▶ Directions for this task
Search the data for the word "Mean" and copy out every line that has it.

▶ Source material

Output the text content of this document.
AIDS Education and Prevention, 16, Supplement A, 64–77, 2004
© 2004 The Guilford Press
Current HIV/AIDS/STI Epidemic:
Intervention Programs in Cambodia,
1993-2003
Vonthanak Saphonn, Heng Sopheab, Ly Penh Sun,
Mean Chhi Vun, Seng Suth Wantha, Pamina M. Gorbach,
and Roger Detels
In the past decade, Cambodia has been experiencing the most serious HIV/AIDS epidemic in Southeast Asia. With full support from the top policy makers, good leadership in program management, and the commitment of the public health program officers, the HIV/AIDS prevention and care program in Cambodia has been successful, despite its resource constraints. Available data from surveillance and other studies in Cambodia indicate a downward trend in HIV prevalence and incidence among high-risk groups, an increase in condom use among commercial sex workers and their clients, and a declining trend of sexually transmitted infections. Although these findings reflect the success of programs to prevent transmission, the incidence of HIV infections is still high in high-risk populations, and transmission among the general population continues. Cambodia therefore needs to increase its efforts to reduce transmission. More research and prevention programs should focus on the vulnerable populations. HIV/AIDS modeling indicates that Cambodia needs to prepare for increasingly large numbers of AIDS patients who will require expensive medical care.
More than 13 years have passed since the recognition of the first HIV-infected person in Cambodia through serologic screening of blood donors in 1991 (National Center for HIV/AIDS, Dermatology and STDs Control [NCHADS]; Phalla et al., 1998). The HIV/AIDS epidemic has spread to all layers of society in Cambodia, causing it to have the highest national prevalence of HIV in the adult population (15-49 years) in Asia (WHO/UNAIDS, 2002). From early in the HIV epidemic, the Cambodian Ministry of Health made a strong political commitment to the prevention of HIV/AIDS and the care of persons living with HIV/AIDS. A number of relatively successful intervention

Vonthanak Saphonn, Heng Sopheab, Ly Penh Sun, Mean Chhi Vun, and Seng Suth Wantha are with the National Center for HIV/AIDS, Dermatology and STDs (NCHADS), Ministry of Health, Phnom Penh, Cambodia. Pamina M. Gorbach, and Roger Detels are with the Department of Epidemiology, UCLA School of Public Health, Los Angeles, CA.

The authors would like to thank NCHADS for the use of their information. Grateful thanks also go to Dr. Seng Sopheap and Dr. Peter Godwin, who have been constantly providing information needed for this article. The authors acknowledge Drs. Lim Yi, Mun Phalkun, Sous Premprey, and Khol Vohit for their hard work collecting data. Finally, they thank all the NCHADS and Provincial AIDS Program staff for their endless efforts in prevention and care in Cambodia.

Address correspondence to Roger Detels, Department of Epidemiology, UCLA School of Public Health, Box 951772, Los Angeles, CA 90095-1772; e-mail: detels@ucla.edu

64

▶ Exercise response
Mean Chhi Vun, Seng Suth Wantha, Pamina M. Gorbach,
Vonthanak Saphonn, Heng Sopheab, Ly Penh Sun, Mean Chhi Vun, and Seng Suth Wantha are with the National Center for HIV/AIDS, Dermatology and STDs (NCHADS), Ministry of Health, Phnom Penh, Cambodia. Pamina M. Gorbach, and Roger Detels are with the Department of Epidemiology, UCLA School of Public Health, Los Angeles, CA.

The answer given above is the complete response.